++++ TASK INPUTS ++++
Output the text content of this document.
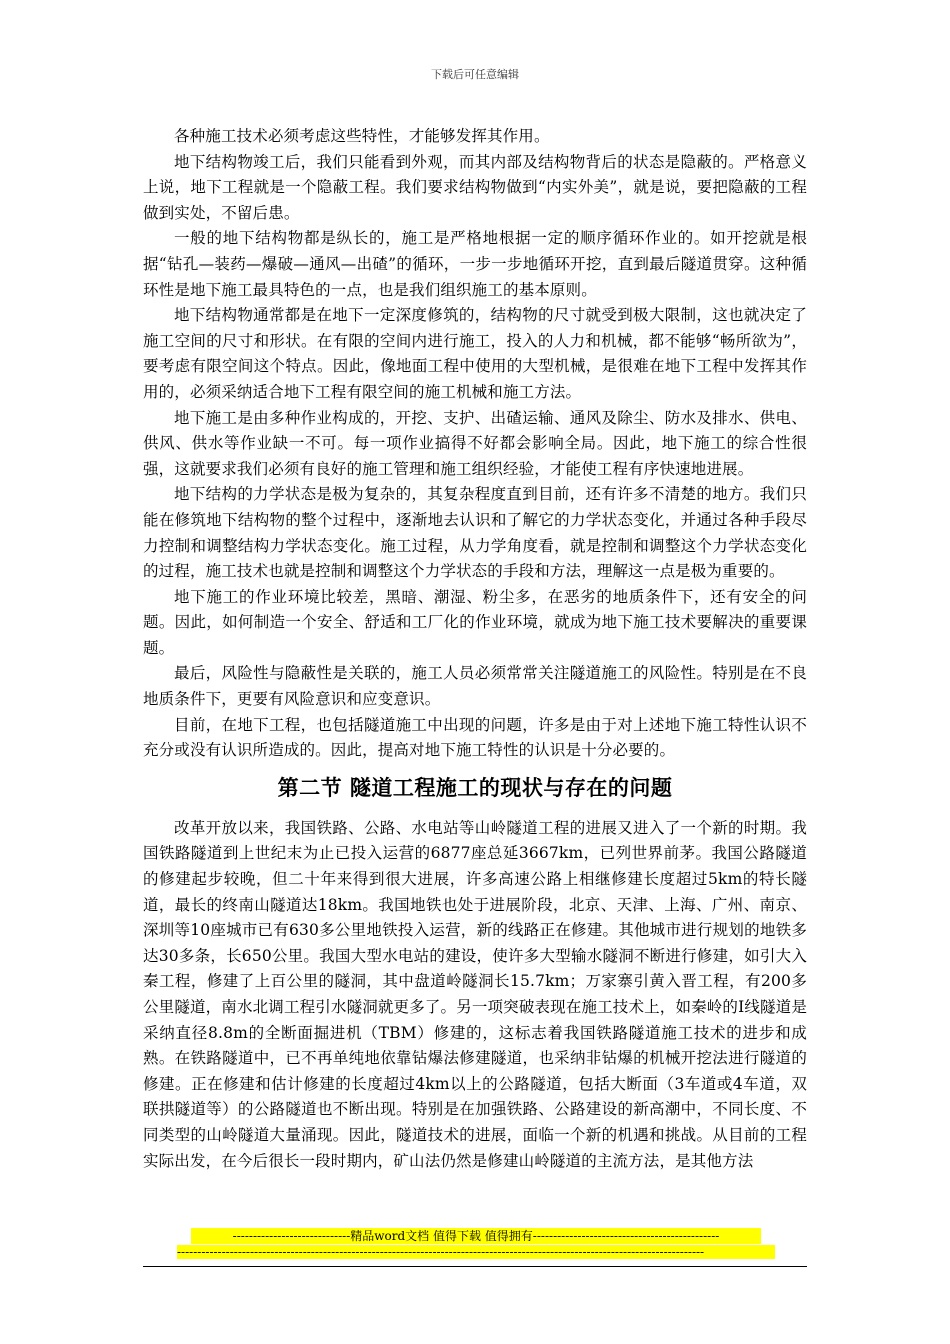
下载后可任意编辑

各种施工技术必须考虑这些特性，才能够发挥其作用。

地下结构物竣工后，我们只能看到外观，而其内部及结构物背后的状态是隐蔽的。严格意义上说，地下工程就是一个隐蔽工程。我们要求结构物做到“内实外美”，就是说，要把隐蔽的工程做到实处，不留后患。

一般的地下结构物都是纵长的，施工是严格地根据一定的顺序循环作业的。如开挖就是根据“钻孔—装药—爆破—通风—出碴”的循环，一步一步地循环开挖，直到最后隧道贯穿。这种循环性是地下施工最具特色的一点，也是我们组织施工的基本原则。

地下结构物通常都是在地下一定深度修筑的，结构物的尺寸就受到极大限制，这也就决定了施工空间的尺寸和形状。在有限的空间内进行施工，投入的人力和机械，都不能够“畅所欲为”，要考虑有限空间这个特点。因此，像地面工程中使用的大型机械，是很难在地下工程中发挥其作用的，必须采纳适合地下工程有限空间的施工机械和施工方法。

地下施工是由多种作业构成的，开挖、支护、出碴运输、通风及除尘、防水及排水、供电、供风、供水等作业缺一不可。每一项作业搞得不好都会影响全局。因此，地下施工的综合性很强，这就要求我们必须有良好的施工管理和施工组织经验，才能使工程有序快速地进展。

地下结构的力学状态是极为复杂的，其复杂程度直到目前，还有许多不清楚的地方。我们只能在修筑地下结构物的整个过程中，逐渐地去认识和了解它的力学状态变化，并通过各种手段尽力控制和调整结构力学状态变化。施工过程，从力学角度看，就是控制和调整这个力学状态变化的过程，施工技术也就是控制和调整这个力学状态的手段和方法，理解这一点是极为重要的。

地下施工的作业环境比较差，黑暗、潮湿、粉尘多，在恶劣的地质条件下，还有安全的问题。因此，如何制造一个安全、舒适和工厂化的作业环境，就成为地下施工技术要解决的重要课题。

最后，风险性与隐蔽性是关联的，施工人员必须常常关注隧道施工的风险性。特别是在不良地质条件下，更要有风险意识和应变意识。

目前，在地下工程，也包括隧道施工中出现的问题，许多是由于对上述地下施工特性认识不充分或没有认识所造成的。因此，提高对地下施工特性的认识是十分必要的。

第二节 隧道工程施工的现状与存在的问题

改革开放以来，我国铁路、公路、水电站等山岭隧道工程的进展又进入了一个新的时期。我国铁路隧道到上世纪末为止已投入运营的6877座总延3667km，已列世界前茅。我国公路隧道的修建起步较晚，但二十年来得到很大进展，许多高速公路上相继修建长度超过5km的特长隧道，最长的终南山隧道达18km。我国地铁也处于进展阶段，北京、天津、上海、广州、南京、深圳等10座城市已有630多公里地铁投入运营，新的线路正在修建。其他城市进行规划的地铁多达30多条，长650公里。我国大型水电站的建设，使许多大型输水隧洞不断进行修建，如引大入秦工程，修建了上百公里的隧洞，其中盘道岭隧洞长15.7km；万家寨引黄入晋工程，有200多公里隧道，南水北调工程引水隧洞就更多了。另一项突破表现在施工技术上，如秦岭的I线隧道是采纳直径8.8m的全断面掘进机（TBM）修建的，这标志着我国铁路隧道施工技术的进步和成熟。在铁路隧道中，已不再单纯地依靠钻爆法修建隧道，也采纳非钻爆的机械开挖法进行隧道的修建。正在修建和估计修建的长度超过4km以上的公路隧道，包括大断面（3车道或4车道，双联拱隧道等）的公路隧道也不断出现。特别是在加强铁路、公路建设的新高潮中，不同长度、不同类型的山岭隧道大量涌现。因此，隧道技术的进展，面临一个新的机遇和挑战。从目前的工程实际出发，在今后很长一段时期内，矿山法仍然是修建山岭隧道的主流方法，是其他方法

-----------------------------精品word文档 值得下载 值得拥有----------------------------------------------
----------------------------------------------------------------------------------------------------------------------------------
++++
→ **WHAT THE TASK REQUIRES**
Repeat the listing above exactly, with no pictures.

→ **ANSWER**
Output the text content of this document.
下载后可任意编辑

各种施工技术必须考虑这些特性，才能够发挥其作用。

地下结构物竣工后，我们只能看到外观，而其内部及结构物背后的状态是隐蔽的。严格意义上说，地下工程就是一个隐蔽工程。我们要求结构物做到“内实外美”，就是说，要把隐蔽的工程做到实处，不留后患。

一般的地下结构物都是纵长的，施工是严格地根据一定的顺序循环作业的。如开挖就是根据“钻孔—装药—爆破—通风—出碴”的循环，一步一步地循环开挖，直到最后隧道贯穿。这种循环性是地下施工最具特色的一点，也是我们组织施工的基本原则。

地下结构物通常都是在地下一定深度修筑的，结构物的尺寸就受到极大限制，这也就决定了施工空间的尺寸和形状。在有限的空间内进行施工，投入的人力和机械，都不能够“畅所欲为”，要考虑有限空间这个特点。因此，像地面工程中使用的大型机械，是很难在地下工程中发挥其作用的，必须采纳适合地下工程有限空间的施工机械和施工方法。

地下施工是由多种作业构成的，开挖、支护、出碴运输、通风及除尘、防水及排水、供电、供风、供水等作业缺一不可。每一项作业搞得不好都会影响全局。因此，地下施工的综合性很强，这就要求我们必须有良好的施工管理和施工组织经验，才能使工程有序快速地进展。

地下结构的力学状态是极为复杂的，其复杂程度直到目前，还有许多不清楚的地方。我们只能在修筑地下结构物的整个过程中，逐渐地去认识和了解它的力学状态变化，并通过各种手段尽力控制和调整结构力学状态变化。施工过程，从力学角度看，就是控制和调整这个力学状态变化的过程，施工技术也就是控制和调整这个力学状态的手段和方法，理解这一点是极为重要的。

地下施工的作业环境比较差，黑暗、潮湿、粉尘多，在恶劣的地质条件下，还有安全的问题。因此，如何制造一个安全、舒适和工厂化的作业环境，就成为地下施工技术要解决的重要课题。

最后，风险性与隐蔽性是关联的，施工人员必须常常关注隧道施工的风险性。特别是在不良地质条件下，更要有风险意识和应变意识。

目前，在地下工程，也包括隧道施工中出现的问题，许多是由于对上述地下施工特性认识不充分或没有认识所造成的。因此，提高对地下施工特性的认识是十分必要的。

第二节 隧道工程施工的现状与存在的问题

改革开放以来，我国铁路、公路、水电站等山岭隧道工程的进展又进入了一个新的时期。我国铁路隧道到上世纪末为止已投入运营的6877座总延3667km，已列世界前茅。我国公路隧道的修建起步较晚，但二十年来得到很大进展，许多高速公路上相继修建长度超过5km的特长隧道，最长的终南山隧道达18km。我国地铁也处于进展阶段，北京、天津、上海、广州、南京、深圳等10座城市已有630多公里地铁投入运营，新的线路正在修建。其他城市进行规划的地铁多达30多条，长650公里。我国大型水电站的建设，使许多大型输水隧洞不断进行修建，如引大入秦工程，修建了上百公里的隧洞，其中盘道岭隧洞长15.7km；万家寨引黄入晋工程，有200多公里隧道，南水北调工程引水隧洞就更多了。另一项突破表现在施工技术上，如秦岭的I线隧道是采纳直径8.8m的全断面掘进机（TBM）修建的，这标志着我国铁路隧道施工技术的进步和成熟。在铁路隧道中，已不再单纯地依靠钻爆法修建隧道，也采纳非钻爆的机械开挖法进行隧道的修建。正在修建和估计修建的长度超过4km以上的公路隧道，包括大断面（3车道或4车道，双联拱隧道等）的公路隧道也不断出现。特别是在加强铁路、公路建设的新高潮中，不同长度、不同类型的山岭隧道大量涌现。因此，隧道技术的进展，面临一个新的机遇和挑战。从目前的工程实际出发，在今后很长一段时期内，矿山法仍然是修建山岭隧道的主流方法，是其他方法

-----------------------------精品word文档 值得下载 值得拥有----------------------------------------------
----------------------------------------------------------------------------------------------------------------------------------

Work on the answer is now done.